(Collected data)
────────────────

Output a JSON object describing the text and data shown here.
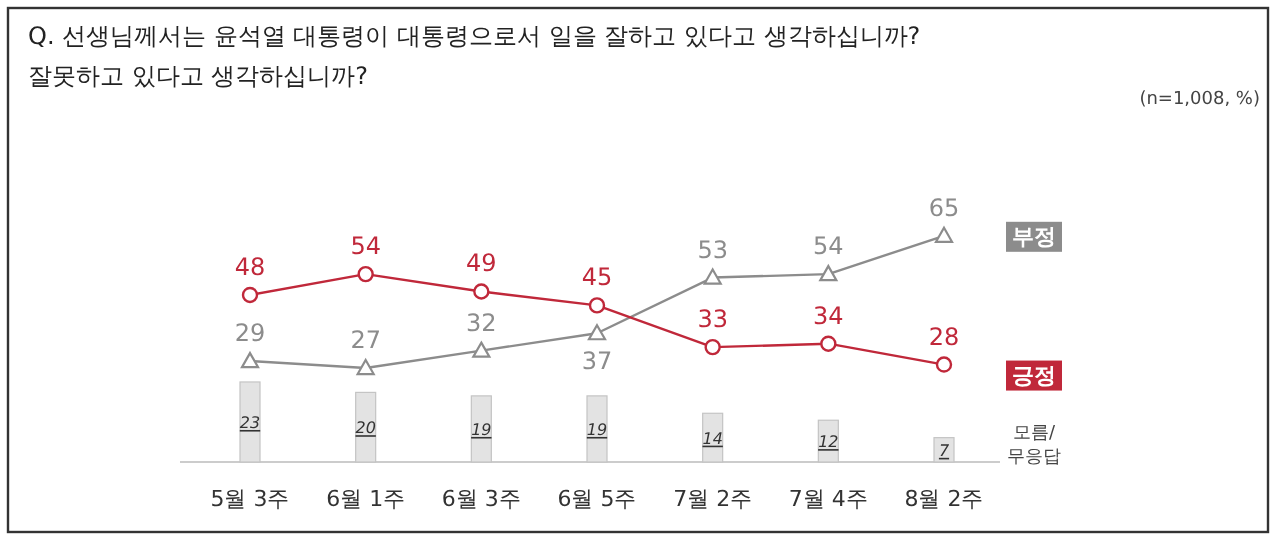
{
  "chart_data": {
    "type": "line",
    "title": "Q. 선생님께서는 윤석열 대통령이 대통령으로서 일을 잘하고 있다고 생각하십니까?\n잘못하고 있다고 생각하십니까?",
    "annotations": [
      "(n=1,008, %)"
    ],
    "categories": [
      "5월 3주",
      "6월 1주",
      "6월 3주",
      "6월 5주",
      "7월 2주",
      "7월 4주",
      "8월 2주"
    ],
    "series": [
      {
        "name": "부정",
        "color": "#8c8c8c",
        "marker": "triangle",
        "values": [
          29,
          27,
          32,
          37,
          53,
          54,
          65
        ]
      },
      {
        "name": "긍정",
        "color": "#c0283a",
        "marker": "circle",
        "values": [
          48,
          54,
          49,
          45,
          33,
          34,
          28
        ]
      },
      {
        "name": "모름/\n무응답",
        "type": "bar",
        "color": "#e3e3e3",
        "values": [
          23,
          20,
          19,
          19,
          14,
          12,
          7
        ]
      }
    ],
    "data_labels": true
  }
}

────────────────

» **EXERCISE PROMPT**: Pictures are to be left out; repeat all the remaining data exactly.

» **THE COMPLETED TASK**:
Output a JSON object describing the text and data shown here.
{
  "chart_data": {
    "type": "line",
    "title": "Q. 선생님께서는 윤석열 대통령이 대통령으로서 일을 잘하고 있다고 생각하십니까?\n잘못하고 있다고 생각하십니까?",
    "annotations": [
      "(n=1,008, %)"
    ],
    "categories": [
      "5월 3주",
      "6월 1주",
      "6월 3주",
      "6월 5주",
      "7월 2주",
      "7월 4주",
      "8월 2주"
    ],
    "series": [
      {
        "name": "부정",
        "color": "#8c8c8c",
        "marker": "triangle",
        "values": [
          29,
          27,
          32,
          37,
          53,
          54,
          65
        ]
      },
      {
        "name": "긍정",
        "color": "#c0283a",
        "marker": "circle",
        "values": [
          48,
          54,
          49,
          45,
          33,
          34,
          28
        ]
      },
      {
        "name": "모름/\n무응답",
        "type": "bar",
        "color": "#e3e3e3",
        "values": [
          23,
          20,
          19,
          19,
          14,
          12,
          7
        ]
      }
    ],
    "data_labels": true
  }
}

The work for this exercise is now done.